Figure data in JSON
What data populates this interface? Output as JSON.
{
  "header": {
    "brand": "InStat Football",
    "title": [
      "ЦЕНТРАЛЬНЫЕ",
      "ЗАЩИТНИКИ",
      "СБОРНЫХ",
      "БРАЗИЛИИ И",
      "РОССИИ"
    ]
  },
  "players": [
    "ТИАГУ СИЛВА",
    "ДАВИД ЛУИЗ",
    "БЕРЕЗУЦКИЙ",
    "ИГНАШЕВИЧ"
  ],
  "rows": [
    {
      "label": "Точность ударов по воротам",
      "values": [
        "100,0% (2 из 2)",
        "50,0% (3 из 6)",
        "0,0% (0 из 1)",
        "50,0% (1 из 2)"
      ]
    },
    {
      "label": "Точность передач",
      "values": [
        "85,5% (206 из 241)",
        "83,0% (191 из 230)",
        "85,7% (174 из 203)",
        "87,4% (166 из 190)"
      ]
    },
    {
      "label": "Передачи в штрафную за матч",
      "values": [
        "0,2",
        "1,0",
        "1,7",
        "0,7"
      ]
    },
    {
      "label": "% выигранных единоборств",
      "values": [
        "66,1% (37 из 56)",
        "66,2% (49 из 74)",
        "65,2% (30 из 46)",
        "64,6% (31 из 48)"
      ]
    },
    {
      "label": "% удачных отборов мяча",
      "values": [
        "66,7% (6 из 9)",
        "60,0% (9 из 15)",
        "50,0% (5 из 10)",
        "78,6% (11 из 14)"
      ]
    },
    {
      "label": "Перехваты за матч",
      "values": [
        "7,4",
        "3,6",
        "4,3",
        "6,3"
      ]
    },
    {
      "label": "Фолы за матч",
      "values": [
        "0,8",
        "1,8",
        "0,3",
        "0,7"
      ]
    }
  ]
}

__Direction__. Your task is to output all of the data above word for word.

__Worked answer__.
What data populates this interface? Output as JSON.
{
  "header": {
    "brand": "InStat Football",
    "title": [
      "ЦЕНТРАЛЬНЫЕ",
      "ЗАЩИТНИКИ",
      "СБОРНЫХ",
      "БРАЗИЛИИ И",
      "РОССИИ"
    ]
  },
  "players": [
    "ТИАГУ СИЛВА",
    "ДАВИД ЛУИЗ",
    "БЕРЕЗУЦКИЙ",
    "ИГНАШЕВИЧ"
  ],
  "rows": [
    {
      "label": "Точность ударов по воротам",
      "values": [
        "100,0% (2 из 2)",
        "50,0% (3 из 6)",
        "0,0% (0 из 1)",
        "50,0% (1 из 2)"
      ]
    },
    {
      "label": "Точность передач",
      "values": [
        "85,5% (206 из 241)",
        "83,0% (191 из 230)",
        "85,7% (174 из 203)",
        "87,4% (166 из 190)"
      ]
    },
    {
      "label": "Передачи в штрафную за матч",
      "values": [
        "0,2",
        "1,0",
        "1,7",
        "0,7"
      ]
    },
    {
      "label": "% выигранных единоборств",
      "values": [
        "66,1% (37 из 56)",
        "66,2% (49 из 74)",
        "65,2% (30 из 46)",
        "64,6% (31 из 48)"
      ]
    },
    {
      "label": "% удачных отборов мяча",
      "values": [
        "66,7% (6 из 9)",
        "60,0% (9 из 15)",
        "50,0% (5 из 10)",
        "78,6% (11 из 14)"
      ]
    },
    {
      "label": "Перехваты за матч",
      "values": [
        "7,4",
        "3,6",
        "4,3",
        "6,3"
      ]
    },
    {
      "label": "Фолы за матч",
      "values": [
        "0,8",
        "1,8",
        "0,3",
        "0,7"
      ]
    }
  ]
}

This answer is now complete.